# Data section:

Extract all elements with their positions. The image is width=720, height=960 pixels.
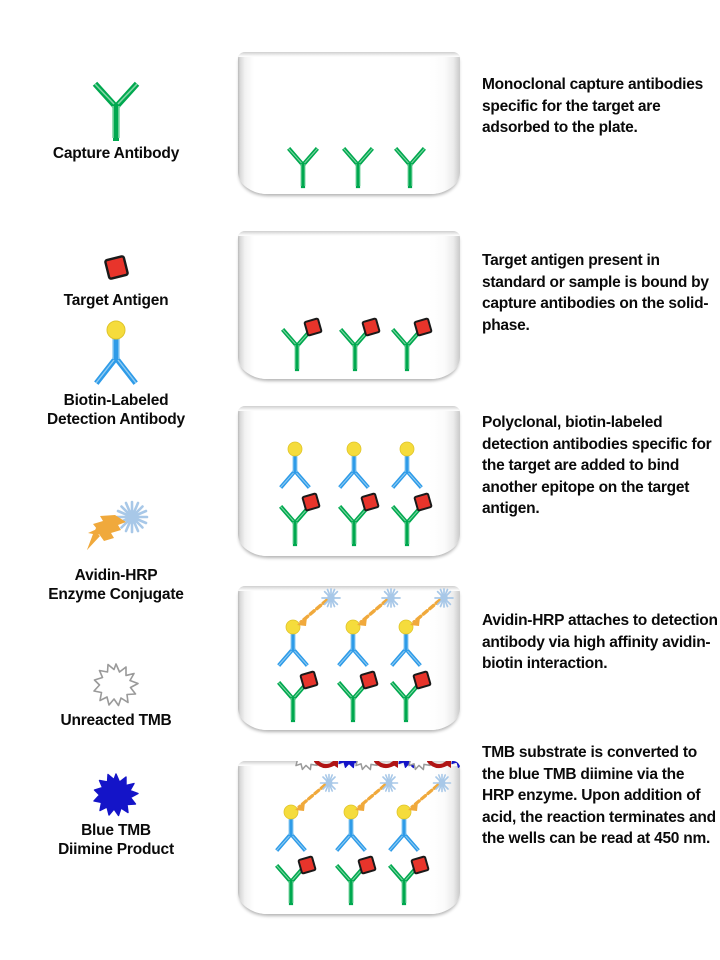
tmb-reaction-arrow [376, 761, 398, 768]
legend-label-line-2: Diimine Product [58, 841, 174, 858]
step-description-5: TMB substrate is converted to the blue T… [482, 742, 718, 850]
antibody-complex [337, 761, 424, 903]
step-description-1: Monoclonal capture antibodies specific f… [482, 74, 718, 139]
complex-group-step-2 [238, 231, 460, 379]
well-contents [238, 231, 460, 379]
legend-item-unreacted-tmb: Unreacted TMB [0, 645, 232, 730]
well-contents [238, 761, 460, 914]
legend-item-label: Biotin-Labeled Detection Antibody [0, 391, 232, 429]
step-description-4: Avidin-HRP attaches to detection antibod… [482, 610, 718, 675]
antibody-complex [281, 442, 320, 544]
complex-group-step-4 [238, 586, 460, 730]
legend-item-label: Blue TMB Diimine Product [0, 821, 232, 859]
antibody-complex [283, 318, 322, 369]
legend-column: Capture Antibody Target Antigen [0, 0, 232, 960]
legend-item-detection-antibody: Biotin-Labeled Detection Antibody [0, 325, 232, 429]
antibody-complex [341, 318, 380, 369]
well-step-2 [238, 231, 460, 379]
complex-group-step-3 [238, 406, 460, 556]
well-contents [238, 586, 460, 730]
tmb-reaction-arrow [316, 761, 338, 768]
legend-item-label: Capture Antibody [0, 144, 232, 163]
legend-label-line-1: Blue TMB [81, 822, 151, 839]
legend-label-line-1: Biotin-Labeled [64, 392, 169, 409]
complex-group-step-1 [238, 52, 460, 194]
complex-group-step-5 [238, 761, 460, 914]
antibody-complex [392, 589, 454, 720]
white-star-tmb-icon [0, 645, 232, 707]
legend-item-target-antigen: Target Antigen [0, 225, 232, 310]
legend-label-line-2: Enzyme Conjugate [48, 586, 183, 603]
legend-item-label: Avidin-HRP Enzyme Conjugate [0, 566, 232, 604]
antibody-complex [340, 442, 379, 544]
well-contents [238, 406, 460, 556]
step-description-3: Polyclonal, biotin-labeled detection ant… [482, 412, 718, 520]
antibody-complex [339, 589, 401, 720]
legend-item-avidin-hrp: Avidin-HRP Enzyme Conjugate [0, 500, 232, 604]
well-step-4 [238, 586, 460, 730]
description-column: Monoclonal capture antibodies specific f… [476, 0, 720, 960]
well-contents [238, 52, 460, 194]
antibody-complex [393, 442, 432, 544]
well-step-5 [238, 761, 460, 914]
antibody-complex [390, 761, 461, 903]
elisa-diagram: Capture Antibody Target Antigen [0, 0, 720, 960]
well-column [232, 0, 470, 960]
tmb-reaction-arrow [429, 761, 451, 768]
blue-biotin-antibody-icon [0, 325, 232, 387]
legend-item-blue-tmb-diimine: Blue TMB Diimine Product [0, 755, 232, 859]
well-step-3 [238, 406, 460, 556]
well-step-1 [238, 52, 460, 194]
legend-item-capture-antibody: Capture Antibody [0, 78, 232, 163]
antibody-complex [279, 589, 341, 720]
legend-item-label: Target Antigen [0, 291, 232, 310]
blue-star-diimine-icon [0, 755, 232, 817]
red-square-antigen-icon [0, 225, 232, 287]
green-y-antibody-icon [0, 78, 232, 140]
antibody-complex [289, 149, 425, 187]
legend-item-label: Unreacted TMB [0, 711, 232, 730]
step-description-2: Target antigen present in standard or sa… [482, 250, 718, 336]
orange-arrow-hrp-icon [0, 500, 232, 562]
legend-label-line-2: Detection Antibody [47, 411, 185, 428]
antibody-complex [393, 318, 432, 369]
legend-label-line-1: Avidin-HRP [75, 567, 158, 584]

* * *

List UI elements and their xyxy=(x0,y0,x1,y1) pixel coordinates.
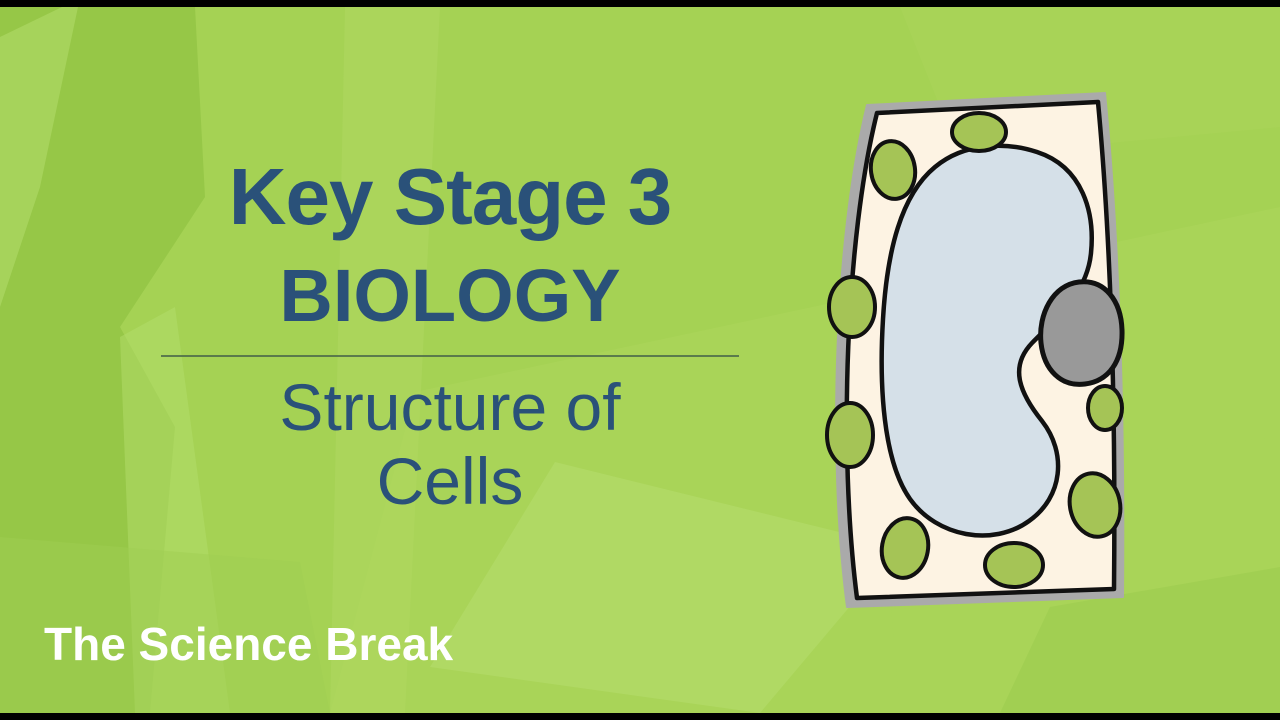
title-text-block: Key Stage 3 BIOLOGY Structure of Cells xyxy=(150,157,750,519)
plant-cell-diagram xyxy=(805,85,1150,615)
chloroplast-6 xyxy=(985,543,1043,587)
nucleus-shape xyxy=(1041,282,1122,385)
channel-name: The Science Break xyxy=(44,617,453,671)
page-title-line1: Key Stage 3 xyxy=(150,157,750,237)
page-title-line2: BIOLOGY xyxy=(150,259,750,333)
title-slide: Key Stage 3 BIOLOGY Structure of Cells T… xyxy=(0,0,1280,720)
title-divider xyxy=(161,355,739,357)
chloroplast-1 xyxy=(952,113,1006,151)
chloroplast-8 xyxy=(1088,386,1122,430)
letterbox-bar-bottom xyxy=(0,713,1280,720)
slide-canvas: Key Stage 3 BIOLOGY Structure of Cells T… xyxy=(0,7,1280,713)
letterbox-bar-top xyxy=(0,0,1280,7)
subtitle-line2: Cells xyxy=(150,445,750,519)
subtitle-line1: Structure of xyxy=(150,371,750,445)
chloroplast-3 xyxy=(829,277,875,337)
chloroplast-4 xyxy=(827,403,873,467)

# Your assignment:
With "description" as the string to match, show every line of the entries above that has it.

# Response to this task:
step-description-5: TMB substrate is converted to the blue T… [482, 742, 718, 850]
step-description-1: Monoclonal capture antibodies specific f… [482, 74, 718, 139]
step-description-4: Avidin-HRP attaches to detection antibod… [482, 610, 718, 675]
step-description-3: Polyclonal, biotin-labeled detection ant… [482, 412, 718, 520]
description-column: Monoclonal capture antibodies specific f… [476, 0, 720, 960]
step-description-2: Target antigen present in standard or sa… [482, 250, 718, 336]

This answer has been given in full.